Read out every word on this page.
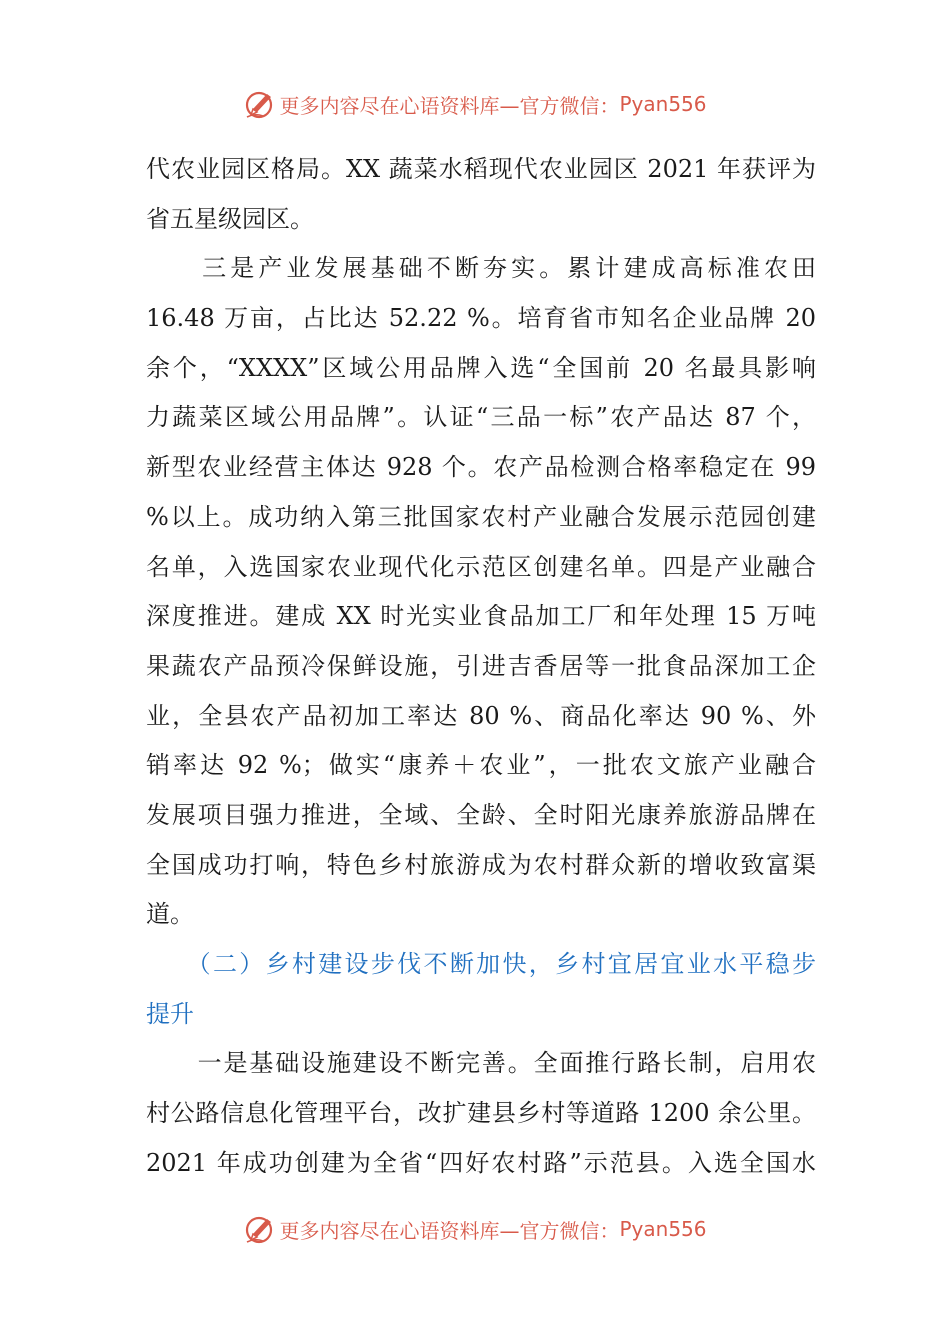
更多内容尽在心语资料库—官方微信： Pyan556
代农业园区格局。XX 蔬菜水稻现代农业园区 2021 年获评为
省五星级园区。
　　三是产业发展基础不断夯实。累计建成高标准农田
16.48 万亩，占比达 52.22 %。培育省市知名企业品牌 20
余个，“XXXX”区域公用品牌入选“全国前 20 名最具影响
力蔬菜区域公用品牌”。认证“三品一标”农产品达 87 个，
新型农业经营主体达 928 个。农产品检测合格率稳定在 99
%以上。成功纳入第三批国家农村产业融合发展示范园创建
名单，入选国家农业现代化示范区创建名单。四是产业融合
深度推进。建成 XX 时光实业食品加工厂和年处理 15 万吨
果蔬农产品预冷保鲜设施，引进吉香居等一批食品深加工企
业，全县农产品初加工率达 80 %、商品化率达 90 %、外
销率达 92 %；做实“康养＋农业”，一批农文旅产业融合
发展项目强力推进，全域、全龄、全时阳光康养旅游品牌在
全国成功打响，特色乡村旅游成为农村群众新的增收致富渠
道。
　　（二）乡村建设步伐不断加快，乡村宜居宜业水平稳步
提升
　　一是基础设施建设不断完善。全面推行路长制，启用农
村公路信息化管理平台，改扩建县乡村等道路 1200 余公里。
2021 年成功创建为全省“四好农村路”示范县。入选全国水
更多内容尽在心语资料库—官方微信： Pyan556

+ + + + +

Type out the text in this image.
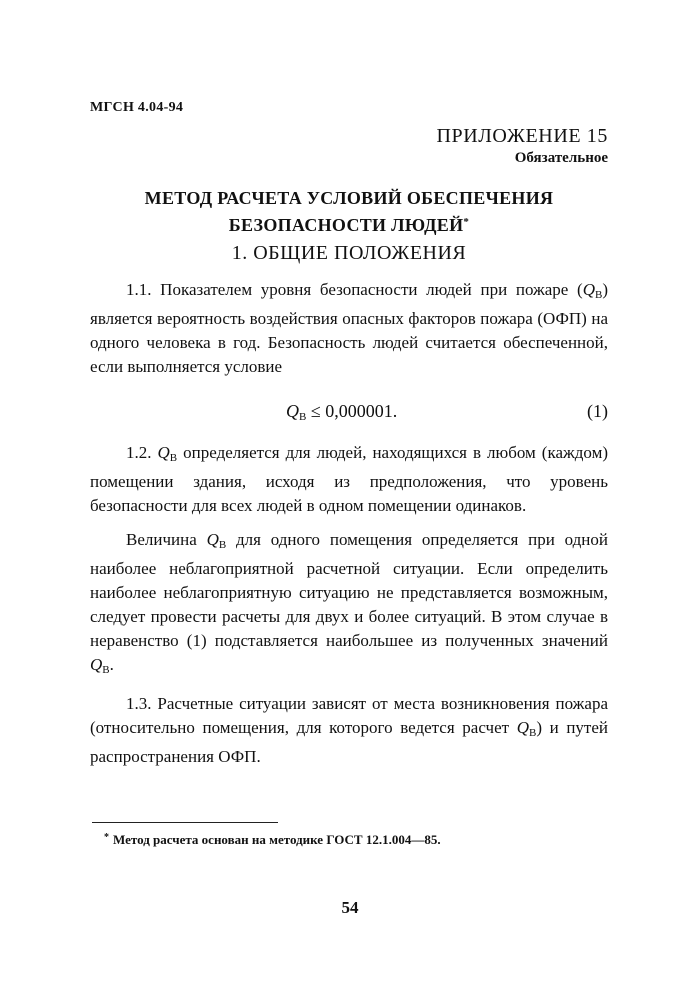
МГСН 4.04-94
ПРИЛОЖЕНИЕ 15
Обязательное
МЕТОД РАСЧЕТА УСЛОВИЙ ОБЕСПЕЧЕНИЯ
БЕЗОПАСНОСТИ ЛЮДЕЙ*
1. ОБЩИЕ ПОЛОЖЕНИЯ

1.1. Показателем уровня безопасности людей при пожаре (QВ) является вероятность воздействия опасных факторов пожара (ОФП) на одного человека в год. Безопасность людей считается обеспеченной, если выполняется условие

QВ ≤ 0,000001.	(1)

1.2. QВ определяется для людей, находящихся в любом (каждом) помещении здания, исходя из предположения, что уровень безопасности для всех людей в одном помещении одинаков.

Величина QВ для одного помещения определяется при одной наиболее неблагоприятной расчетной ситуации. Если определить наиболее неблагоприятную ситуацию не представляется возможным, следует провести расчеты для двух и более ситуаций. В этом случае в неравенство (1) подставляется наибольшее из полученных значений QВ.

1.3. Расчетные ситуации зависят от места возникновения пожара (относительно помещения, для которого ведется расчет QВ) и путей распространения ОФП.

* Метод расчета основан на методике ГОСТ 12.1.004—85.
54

+ + + + +

TASK GOAL
Isolate the lines above that contain the word "this" and copy them.

EXERCISE RESULT
Read out every word on this page.
Type out the text in this image.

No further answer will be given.